[YOUR INSTRUCTIONS]
List each line of the data in which the string "JSON" appears.
— Start of DATASET RECORDS —
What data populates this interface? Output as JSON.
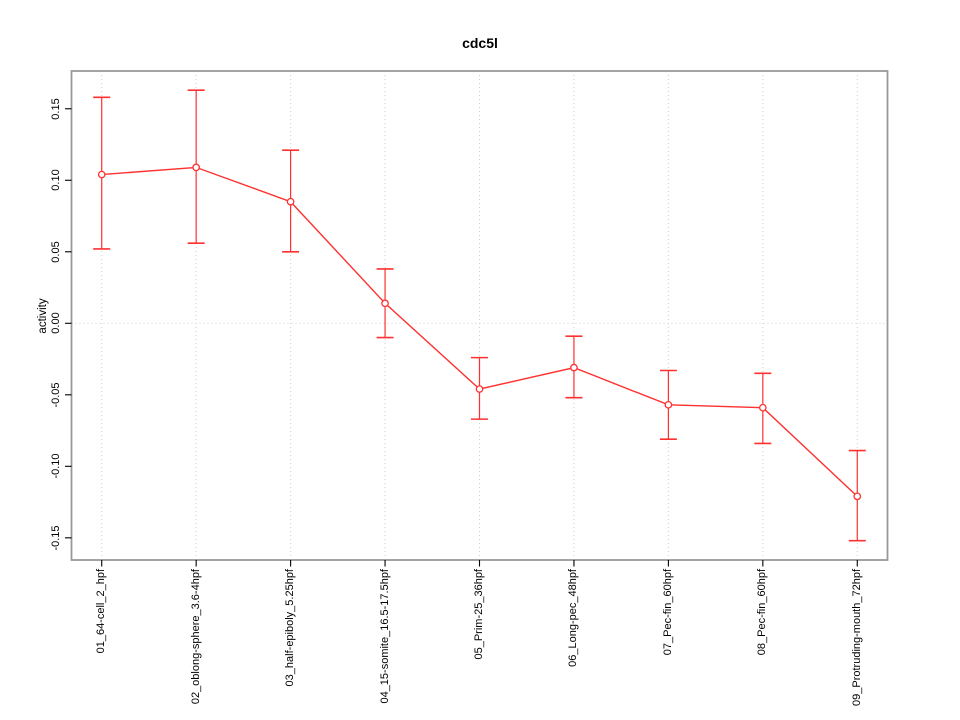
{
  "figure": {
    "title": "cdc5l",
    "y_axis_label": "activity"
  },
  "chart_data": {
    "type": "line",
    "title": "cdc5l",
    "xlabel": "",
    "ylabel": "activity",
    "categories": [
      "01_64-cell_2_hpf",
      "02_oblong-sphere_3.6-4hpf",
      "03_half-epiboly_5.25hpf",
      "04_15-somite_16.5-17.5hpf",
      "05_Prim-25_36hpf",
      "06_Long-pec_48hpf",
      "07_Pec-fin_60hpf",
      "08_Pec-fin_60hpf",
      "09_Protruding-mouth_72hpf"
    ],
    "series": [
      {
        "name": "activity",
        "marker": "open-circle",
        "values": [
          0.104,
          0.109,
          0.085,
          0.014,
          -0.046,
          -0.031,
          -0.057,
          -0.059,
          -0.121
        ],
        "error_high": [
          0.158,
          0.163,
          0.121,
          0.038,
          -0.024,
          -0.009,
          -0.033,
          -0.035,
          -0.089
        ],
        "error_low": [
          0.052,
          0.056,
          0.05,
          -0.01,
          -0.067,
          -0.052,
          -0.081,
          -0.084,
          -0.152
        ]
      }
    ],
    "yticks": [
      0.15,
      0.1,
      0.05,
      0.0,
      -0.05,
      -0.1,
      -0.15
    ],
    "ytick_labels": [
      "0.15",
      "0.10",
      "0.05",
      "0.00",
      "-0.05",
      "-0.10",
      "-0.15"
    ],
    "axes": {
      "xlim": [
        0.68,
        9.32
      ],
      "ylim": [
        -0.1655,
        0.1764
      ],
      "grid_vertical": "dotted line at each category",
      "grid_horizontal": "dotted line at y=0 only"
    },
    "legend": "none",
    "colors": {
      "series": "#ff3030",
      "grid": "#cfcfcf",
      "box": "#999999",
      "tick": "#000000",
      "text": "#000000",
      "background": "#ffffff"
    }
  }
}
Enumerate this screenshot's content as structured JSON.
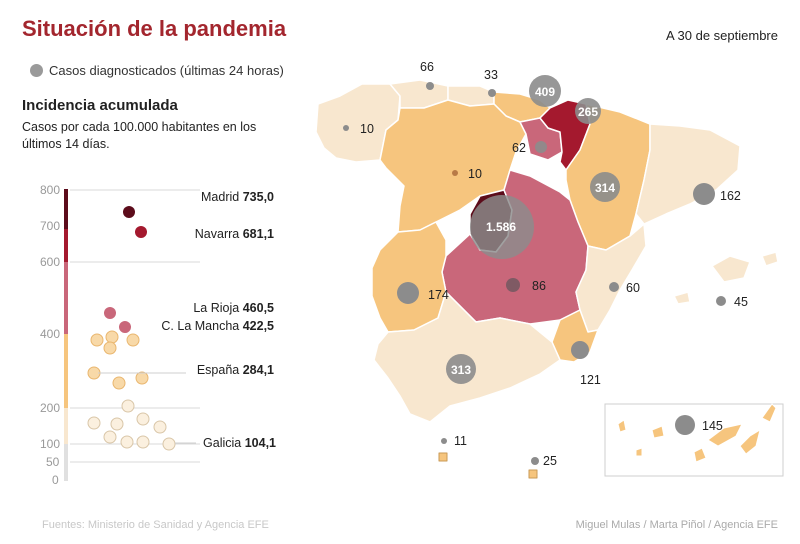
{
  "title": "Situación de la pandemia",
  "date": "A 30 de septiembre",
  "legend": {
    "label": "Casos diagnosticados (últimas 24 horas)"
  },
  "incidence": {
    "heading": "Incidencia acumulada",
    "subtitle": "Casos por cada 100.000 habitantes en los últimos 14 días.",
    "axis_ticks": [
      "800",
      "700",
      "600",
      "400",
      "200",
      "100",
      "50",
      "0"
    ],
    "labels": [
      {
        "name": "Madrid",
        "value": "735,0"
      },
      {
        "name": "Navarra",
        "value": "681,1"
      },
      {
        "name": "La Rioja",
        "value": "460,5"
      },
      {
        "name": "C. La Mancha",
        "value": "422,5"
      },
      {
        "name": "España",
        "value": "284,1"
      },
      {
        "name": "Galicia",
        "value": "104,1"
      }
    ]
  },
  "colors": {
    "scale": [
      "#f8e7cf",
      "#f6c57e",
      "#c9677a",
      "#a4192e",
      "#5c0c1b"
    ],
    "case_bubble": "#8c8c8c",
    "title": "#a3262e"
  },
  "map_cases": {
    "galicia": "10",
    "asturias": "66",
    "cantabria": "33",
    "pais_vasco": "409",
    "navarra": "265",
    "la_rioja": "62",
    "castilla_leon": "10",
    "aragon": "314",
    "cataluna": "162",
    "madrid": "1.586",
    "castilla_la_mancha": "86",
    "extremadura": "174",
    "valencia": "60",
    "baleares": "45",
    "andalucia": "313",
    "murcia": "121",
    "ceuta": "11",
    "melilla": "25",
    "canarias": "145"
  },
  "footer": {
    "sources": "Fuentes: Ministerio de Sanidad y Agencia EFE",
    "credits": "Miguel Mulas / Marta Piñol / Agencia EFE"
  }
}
— End of DATASET RECORDS —
[THE RESULT]
What data populates this interface? Output as JSON.
Enumerate this screenshot's content as structured JSON.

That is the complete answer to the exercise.